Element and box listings

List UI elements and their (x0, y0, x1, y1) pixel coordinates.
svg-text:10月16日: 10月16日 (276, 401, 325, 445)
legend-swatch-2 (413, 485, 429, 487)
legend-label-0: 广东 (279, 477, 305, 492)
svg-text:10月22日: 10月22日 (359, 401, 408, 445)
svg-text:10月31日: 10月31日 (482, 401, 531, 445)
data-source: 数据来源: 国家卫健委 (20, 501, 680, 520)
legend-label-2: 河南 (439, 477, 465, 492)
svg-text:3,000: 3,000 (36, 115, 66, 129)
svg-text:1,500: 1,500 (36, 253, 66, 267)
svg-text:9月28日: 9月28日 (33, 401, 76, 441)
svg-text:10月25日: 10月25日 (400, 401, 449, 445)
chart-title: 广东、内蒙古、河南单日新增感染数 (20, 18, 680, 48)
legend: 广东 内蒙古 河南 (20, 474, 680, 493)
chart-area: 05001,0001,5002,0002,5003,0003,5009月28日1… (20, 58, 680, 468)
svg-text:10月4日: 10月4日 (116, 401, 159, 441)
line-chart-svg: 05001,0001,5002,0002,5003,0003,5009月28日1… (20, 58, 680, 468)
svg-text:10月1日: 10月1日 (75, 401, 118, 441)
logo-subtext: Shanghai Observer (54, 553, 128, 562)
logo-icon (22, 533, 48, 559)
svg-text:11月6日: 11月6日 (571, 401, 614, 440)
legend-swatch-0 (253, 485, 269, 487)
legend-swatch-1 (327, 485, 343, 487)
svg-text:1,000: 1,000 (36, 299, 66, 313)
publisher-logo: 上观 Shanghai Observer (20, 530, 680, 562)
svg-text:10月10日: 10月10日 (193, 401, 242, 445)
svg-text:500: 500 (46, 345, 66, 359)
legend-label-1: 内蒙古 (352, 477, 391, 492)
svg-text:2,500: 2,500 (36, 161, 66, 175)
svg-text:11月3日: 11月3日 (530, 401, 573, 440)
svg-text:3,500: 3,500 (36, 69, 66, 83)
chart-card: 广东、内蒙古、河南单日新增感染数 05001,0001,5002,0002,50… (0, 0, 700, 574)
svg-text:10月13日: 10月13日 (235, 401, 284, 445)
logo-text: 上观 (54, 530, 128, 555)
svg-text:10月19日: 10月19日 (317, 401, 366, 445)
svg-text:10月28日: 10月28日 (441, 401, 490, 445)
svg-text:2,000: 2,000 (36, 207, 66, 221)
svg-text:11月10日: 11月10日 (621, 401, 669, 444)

→ Task prompt: Reproduce the listing above with every "svg-text" swapped for "text-node". Leave everything else unchanged.

→ Response below:
List UI elements and their (x0, y0, x1, y1) pixel coordinates.
text-node:10月16日: 10月16日 (276, 401, 325, 445)
legend-swatch-2 (413, 485, 429, 487)
legend-label-0: 广东 (279, 477, 305, 492)
text-node:10月22日: 10月22日 (359, 401, 408, 445)
text-node:10月31日: 10月31日 (482, 401, 531, 445)
data-source: 数据来源: 国家卫健委 (20, 501, 680, 520)
legend-label-2: 河南 (439, 477, 465, 492)
text-node:3,000: 3,000 (36, 115, 66, 129)
text-node:1,500: 1,500 (36, 253, 66, 267)
text-node:9月28日: 9月28日 (33, 401, 76, 441)
text-node:10月25日: 10月25日 (400, 401, 449, 445)
chart-title: 广东、内蒙古、河南单日新增感染数 (20, 18, 680, 48)
legend: 广东 内蒙古 河南 (20, 474, 680, 493)
chart-area: 05001,0001,5002,0002,5003,0003,5009月28日1… (20, 58, 680, 468)
text-node:10月4日: 10月4日 (116, 401, 159, 441)
line-chart-svg: 05001,0001,5002,0002,5003,0003,5009月28日1… (20, 58, 680, 468)
text-node:10月1日: 10月1日 (75, 401, 118, 441)
logo-subtext: Shanghai Observer (54, 553, 128, 562)
logo-icon (22, 533, 48, 559)
text-node:11月6日: 11月6日 (571, 401, 614, 440)
legend-swatch-0 (253, 485, 269, 487)
legend-swatch-1 (327, 485, 343, 487)
text-node:1,000: 1,000 (36, 299, 66, 313)
publisher-logo: 上观 Shanghai Observer (20, 530, 680, 562)
text-node:10月10日: 10月10日 (193, 401, 242, 445)
text-node:500: 500 (46, 345, 66, 359)
legend-label-1: 内蒙古 (352, 477, 391, 492)
text-node:2,500: 2,500 (36, 161, 66, 175)
text-node:11月3日: 11月3日 (530, 401, 573, 440)
text-node:3,500: 3,500 (36, 69, 66, 83)
chart-card: 广东、内蒙古、河南单日新增感染数 05001,0001,5002,0002,50… (0, 0, 700, 574)
text-node:10月13日: 10月13日 (235, 401, 284, 445)
logo-text: 上观 (54, 530, 128, 555)
text-node:10月19日: 10月19日 (317, 401, 366, 445)
text-node:10月28日: 10月28日 (441, 401, 490, 445)
text-node:2,000: 2,000 (36, 207, 66, 221)
text-node:11月10日: 11月10日 (621, 401, 669, 444)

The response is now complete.